● Items
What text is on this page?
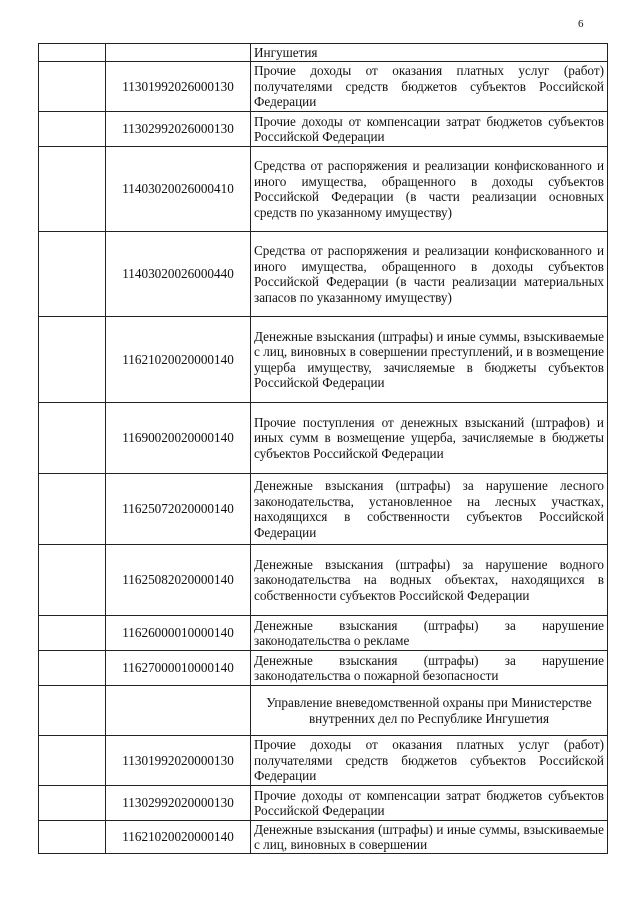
6
		Ингушетия
	11301992026000130	Прочие доходы от оказания платных услуг (работ) получателями средств бюджетов субъектов Российской Федерации
	11302992026000130	Прочие доходы от компенсации затрат бюджетов субъектов Российской Федерации
	11403020026000410	Средства от распоряжения и реализации конфискованного и иного имущества, обращенного в доходы субъектов Российской Федерации (в части реализации основных средств по указанному имуществу)
	11403020026000440	Средства от распоряжения и реализации конфискованного и иного имущества, обращенного в доходы субъектов Российской Федерации (в части реализации материальных запасов по указанному имуществу)
	11621020020000140	Денежные взыскания (штрафы) и иные суммы, взыскиваемые с лиц, виновных в совершении преступлений, и в возмещение ущерба имуществу, зачисляемые в бюджеты субъектов Российской Федерации
	11690020020000140	Прочие поступления от денежных взысканий (штрафов) и иных сумм в возмещение ущерба, зачисляемые в бюджеты субъектов Российской Федерации
	11625072020000140	Денежные взыскания (штрафы) за нарушение лесного законодательства, установленное на лесных участках, находящихся в собственности субъектов Российской Федерации
	11625082020000140	Денежные взыскания (штрафы) за нарушение водного законодательства на водных объектах, находящихся в собственности субъектов Российской Федерации
	11626000010000140	Денежные взыскания (штрафы) за нарушение законодательства о рекламе
	11627000010000140	Денежные взыскания (штрафы) за нарушение законодательства о пожарной безопасности
		Управление вневедомственной охраны при Министерстве внутренних дел по Республике Ингушетия
	11301992020000130	Прочие доходы от оказания платных услуг (работ) получателями средств бюджетов субъектов Российской Федерации
	11302992020000130	Прочие доходы от компенсации затрат бюджетов субъектов Российской Федерации
	11621020020000140	Денежные взыскания (штрафы) и иные суммы, взыскиваемые с лиц, виновных в совершении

● Directions
Say, as a number only, how many lines of the data contain "законодательства".

● Task solution
4